►

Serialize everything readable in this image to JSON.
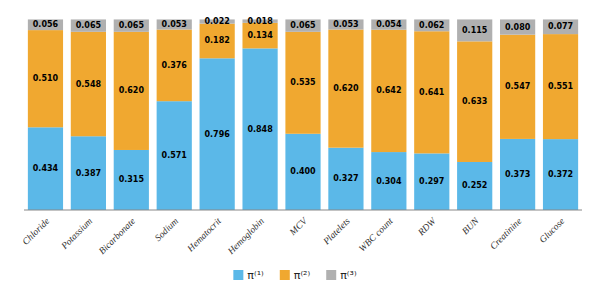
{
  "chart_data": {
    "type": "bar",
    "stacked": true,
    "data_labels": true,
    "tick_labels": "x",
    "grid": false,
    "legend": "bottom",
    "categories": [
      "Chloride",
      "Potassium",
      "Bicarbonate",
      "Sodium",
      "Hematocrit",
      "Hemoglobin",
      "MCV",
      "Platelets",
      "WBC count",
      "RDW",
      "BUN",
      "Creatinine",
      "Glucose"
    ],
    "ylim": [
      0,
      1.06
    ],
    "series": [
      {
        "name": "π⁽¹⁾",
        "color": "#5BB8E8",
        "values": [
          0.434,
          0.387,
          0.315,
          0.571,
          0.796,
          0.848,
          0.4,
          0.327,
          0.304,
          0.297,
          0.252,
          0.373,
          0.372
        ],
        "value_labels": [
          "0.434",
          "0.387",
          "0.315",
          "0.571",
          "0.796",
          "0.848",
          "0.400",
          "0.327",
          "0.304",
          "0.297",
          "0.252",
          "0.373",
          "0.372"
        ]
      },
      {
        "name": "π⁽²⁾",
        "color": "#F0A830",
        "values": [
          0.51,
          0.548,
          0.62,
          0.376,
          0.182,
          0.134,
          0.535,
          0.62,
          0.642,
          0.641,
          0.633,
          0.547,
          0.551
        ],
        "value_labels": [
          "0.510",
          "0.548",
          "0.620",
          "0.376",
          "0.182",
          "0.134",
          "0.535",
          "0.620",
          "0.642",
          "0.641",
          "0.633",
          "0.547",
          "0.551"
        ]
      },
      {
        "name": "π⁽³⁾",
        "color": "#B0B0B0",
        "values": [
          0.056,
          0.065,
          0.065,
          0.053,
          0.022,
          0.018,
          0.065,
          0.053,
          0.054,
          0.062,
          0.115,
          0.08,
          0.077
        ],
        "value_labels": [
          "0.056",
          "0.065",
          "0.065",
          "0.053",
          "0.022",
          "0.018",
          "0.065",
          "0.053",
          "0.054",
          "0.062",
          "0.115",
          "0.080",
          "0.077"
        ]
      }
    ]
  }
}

◄
►

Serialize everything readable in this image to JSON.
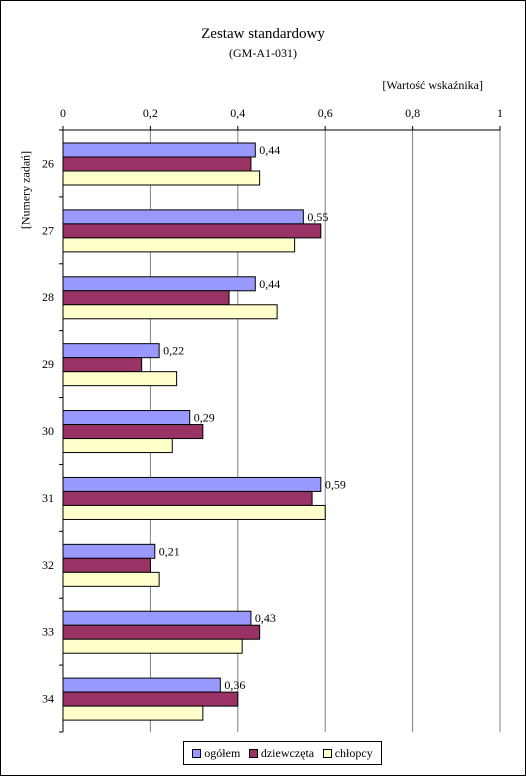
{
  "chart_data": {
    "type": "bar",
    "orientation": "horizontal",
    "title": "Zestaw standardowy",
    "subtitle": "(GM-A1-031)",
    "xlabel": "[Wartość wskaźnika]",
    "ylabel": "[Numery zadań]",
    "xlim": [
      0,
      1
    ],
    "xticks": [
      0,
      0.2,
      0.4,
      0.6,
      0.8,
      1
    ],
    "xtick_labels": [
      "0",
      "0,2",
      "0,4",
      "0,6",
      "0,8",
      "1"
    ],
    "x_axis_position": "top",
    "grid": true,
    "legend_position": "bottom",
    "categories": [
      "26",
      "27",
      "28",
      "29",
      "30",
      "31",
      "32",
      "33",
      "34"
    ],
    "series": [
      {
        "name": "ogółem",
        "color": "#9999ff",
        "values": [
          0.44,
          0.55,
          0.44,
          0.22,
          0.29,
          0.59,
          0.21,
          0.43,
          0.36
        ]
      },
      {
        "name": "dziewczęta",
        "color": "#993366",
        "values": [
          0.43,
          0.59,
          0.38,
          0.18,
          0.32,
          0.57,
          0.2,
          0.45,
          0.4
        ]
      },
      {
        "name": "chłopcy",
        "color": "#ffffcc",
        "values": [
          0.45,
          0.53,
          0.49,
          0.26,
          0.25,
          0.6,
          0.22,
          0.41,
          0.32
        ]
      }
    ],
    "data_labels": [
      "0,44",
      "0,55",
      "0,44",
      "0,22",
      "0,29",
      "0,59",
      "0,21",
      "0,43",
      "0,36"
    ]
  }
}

◄

> **GOAL**: From the data above, work out how many lines hold "true". Answer with the number alone.

> **EXERCISE OUTPUT**: 3